== MATERIAL FOR THIS EXERCISE ==
-------

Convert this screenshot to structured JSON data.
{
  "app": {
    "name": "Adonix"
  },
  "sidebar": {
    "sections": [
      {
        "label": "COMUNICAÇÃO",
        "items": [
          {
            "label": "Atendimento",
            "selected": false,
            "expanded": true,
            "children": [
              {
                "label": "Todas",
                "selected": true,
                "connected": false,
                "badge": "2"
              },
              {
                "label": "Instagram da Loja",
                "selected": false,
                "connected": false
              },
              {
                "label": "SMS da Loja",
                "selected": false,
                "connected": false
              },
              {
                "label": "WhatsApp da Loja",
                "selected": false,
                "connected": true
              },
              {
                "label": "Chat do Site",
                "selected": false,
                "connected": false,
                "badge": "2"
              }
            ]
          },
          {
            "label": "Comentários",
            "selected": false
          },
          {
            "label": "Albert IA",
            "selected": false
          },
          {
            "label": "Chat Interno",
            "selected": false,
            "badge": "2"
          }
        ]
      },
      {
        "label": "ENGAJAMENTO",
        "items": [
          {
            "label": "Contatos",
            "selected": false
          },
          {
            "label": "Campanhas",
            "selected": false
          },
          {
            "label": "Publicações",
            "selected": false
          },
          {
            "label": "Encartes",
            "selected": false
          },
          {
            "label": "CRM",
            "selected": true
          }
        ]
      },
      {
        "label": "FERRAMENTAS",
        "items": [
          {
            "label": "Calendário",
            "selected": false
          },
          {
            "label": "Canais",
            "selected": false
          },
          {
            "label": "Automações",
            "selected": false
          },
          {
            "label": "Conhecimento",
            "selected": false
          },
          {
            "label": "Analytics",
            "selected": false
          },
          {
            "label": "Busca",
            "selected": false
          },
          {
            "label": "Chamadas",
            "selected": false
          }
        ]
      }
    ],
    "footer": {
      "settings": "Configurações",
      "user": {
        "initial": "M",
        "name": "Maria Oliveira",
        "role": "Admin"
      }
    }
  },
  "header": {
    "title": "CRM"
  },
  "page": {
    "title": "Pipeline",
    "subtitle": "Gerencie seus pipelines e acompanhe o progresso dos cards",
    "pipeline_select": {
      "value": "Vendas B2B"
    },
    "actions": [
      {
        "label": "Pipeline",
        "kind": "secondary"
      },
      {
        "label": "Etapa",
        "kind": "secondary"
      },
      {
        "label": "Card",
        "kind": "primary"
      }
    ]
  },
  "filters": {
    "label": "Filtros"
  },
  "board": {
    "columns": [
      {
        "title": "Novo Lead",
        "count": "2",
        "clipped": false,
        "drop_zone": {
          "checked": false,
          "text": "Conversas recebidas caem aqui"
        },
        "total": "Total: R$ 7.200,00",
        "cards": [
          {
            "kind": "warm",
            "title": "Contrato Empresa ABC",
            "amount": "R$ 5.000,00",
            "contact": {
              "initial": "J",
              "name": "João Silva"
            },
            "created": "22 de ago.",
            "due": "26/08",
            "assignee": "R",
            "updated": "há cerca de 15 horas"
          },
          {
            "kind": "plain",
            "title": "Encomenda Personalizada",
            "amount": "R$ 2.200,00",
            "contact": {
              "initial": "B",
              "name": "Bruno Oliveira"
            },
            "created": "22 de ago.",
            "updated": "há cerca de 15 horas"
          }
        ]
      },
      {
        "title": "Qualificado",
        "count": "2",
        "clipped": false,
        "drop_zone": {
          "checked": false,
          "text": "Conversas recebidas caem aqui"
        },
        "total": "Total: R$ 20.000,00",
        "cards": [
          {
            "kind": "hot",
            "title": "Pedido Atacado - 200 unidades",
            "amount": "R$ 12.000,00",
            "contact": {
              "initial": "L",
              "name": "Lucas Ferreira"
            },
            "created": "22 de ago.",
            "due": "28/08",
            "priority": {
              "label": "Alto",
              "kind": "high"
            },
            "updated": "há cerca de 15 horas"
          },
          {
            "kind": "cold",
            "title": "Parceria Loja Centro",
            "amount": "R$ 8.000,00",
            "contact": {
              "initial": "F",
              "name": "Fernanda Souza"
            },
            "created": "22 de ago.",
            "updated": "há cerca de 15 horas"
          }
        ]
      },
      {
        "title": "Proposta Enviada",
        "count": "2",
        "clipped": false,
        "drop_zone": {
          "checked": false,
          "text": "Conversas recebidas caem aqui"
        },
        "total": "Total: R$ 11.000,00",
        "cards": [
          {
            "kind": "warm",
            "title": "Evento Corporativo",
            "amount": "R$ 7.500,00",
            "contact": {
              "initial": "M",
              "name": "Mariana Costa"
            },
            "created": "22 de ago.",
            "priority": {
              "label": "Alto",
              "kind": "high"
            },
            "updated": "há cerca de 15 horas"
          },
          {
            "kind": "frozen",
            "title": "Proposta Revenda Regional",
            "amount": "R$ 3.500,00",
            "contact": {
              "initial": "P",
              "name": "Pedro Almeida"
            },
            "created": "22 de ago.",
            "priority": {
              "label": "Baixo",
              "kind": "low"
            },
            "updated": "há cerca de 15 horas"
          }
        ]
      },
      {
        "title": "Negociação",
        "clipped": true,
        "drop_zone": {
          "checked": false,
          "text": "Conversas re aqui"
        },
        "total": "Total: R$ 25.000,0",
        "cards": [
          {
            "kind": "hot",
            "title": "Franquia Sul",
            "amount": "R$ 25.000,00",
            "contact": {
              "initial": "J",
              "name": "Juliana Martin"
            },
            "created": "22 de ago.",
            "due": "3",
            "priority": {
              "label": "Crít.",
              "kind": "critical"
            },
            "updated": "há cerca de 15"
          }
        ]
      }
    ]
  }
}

-------

In the entries above, find each line with the word "Total" and show it.

        "total": "Total: R$ 7.200,00",
        "total": "Total: R$ 20.000,00",
        "total": "Total: R$ 11.000,00",
        "total": "Total: R$ 25.000,0",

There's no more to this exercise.